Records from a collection
################
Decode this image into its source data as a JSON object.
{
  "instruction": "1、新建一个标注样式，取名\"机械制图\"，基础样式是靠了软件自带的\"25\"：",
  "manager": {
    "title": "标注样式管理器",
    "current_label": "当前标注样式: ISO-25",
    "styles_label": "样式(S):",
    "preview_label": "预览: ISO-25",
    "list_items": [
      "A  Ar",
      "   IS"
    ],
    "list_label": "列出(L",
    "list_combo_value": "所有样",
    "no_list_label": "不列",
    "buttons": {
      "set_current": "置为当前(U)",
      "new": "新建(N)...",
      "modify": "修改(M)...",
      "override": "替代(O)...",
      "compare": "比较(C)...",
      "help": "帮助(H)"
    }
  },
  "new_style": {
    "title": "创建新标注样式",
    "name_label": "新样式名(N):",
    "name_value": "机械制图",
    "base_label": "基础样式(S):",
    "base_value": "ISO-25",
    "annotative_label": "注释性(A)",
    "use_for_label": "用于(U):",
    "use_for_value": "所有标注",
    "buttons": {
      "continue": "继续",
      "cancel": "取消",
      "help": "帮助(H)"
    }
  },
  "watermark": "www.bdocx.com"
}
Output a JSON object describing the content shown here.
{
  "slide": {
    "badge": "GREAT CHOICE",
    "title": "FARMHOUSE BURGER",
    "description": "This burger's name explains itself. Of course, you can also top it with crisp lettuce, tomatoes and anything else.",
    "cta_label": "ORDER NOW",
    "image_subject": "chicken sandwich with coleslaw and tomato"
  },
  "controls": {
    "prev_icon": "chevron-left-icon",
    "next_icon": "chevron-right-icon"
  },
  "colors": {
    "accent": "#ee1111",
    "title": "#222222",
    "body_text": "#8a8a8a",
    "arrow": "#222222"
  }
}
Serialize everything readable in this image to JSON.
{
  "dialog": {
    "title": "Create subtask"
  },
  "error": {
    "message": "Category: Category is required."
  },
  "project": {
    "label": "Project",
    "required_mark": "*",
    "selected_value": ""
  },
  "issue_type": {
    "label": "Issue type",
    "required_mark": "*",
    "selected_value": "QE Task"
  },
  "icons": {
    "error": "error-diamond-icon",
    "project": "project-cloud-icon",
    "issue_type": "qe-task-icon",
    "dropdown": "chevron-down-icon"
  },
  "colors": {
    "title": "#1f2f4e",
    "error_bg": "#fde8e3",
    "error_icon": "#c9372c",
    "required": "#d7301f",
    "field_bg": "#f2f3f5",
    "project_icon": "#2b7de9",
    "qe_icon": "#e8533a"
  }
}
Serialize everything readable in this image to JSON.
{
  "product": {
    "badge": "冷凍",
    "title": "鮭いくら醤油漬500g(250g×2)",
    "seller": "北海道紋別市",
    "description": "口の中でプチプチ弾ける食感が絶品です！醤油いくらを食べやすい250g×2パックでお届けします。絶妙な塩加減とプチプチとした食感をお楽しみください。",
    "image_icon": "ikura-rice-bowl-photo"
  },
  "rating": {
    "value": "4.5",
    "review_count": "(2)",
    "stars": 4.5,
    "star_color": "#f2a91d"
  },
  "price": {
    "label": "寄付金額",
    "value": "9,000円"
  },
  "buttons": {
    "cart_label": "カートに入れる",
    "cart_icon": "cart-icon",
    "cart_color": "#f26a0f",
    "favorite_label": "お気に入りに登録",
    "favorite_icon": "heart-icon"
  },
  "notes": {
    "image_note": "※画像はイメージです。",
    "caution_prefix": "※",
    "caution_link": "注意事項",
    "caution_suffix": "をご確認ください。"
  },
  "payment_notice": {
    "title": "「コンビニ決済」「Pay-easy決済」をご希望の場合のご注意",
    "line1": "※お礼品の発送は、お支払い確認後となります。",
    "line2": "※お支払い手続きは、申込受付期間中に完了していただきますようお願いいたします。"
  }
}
################
- Written exercise: Identify each line containing the string "JSON" and copy it out.

- Response to the task:
Decode this image into its source data as a JSON object.
Output a JSON object describing the content shown here.
Serialize everything readable in this image to JSON.
Serialize everything readable in this image to JSON.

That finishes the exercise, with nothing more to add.